Short problem>
Repeat each record below exactly, dropping the pictures.

Extracted records>
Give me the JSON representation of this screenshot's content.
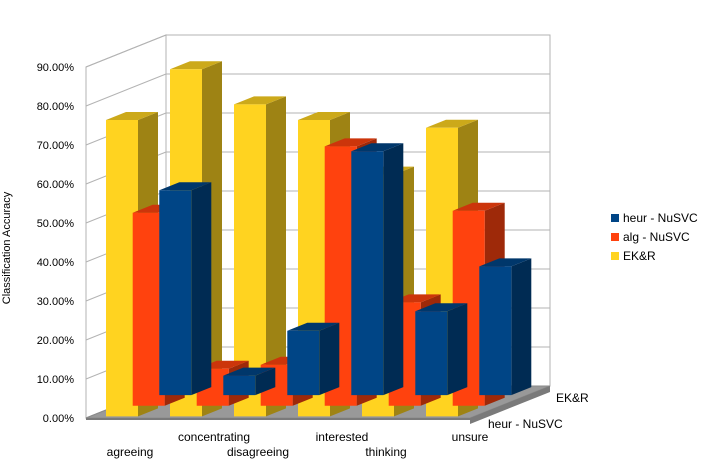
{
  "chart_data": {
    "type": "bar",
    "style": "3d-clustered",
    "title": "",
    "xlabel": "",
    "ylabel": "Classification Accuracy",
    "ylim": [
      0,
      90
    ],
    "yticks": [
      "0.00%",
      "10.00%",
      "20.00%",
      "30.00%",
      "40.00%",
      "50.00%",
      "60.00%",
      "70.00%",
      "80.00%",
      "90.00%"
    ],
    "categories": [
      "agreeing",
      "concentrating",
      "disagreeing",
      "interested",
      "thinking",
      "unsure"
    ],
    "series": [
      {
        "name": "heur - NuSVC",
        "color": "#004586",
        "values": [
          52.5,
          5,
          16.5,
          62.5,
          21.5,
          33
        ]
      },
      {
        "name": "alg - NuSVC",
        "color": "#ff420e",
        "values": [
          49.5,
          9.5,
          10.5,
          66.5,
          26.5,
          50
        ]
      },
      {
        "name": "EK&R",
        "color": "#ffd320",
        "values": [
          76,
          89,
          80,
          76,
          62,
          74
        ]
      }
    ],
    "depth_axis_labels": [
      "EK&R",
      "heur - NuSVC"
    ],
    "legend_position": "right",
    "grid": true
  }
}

Correct answer>
Give me the JSON representation of this screenshot's content.
{
  "chart_data": {
    "type": "bar",
    "style": "3d-clustered",
    "title": "",
    "xlabel": "",
    "ylabel": "Classification Accuracy",
    "ylim": [
      0,
      90
    ],
    "yticks": [
      "0.00%",
      "10.00%",
      "20.00%",
      "30.00%",
      "40.00%",
      "50.00%",
      "60.00%",
      "70.00%",
      "80.00%",
      "90.00%"
    ],
    "categories": [
      "agreeing",
      "concentrating",
      "disagreeing",
      "interested",
      "thinking",
      "unsure"
    ],
    "series": [
      {
        "name": "heur - NuSVC",
        "color": "#004586",
        "values": [
          52.5,
          5,
          16.5,
          62.5,
          21.5,
          33
        ]
      },
      {
        "name": "alg - NuSVC",
        "color": "#ff420e",
        "values": [
          49.5,
          9.5,
          10.5,
          66.5,
          26.5,
          50
        ]
      },
      {
        "name": "EK&R",
        "color": "#ffd320",
        "values": [
          76,
          89,
          80,
          76,
          62,
          74
        ]
      }
    ],
    "depth_axis_labels": [
      "EK&R",
      "heur - NuSVC"
    ],
    "legend_position": "right",
    "grid": true
  }
}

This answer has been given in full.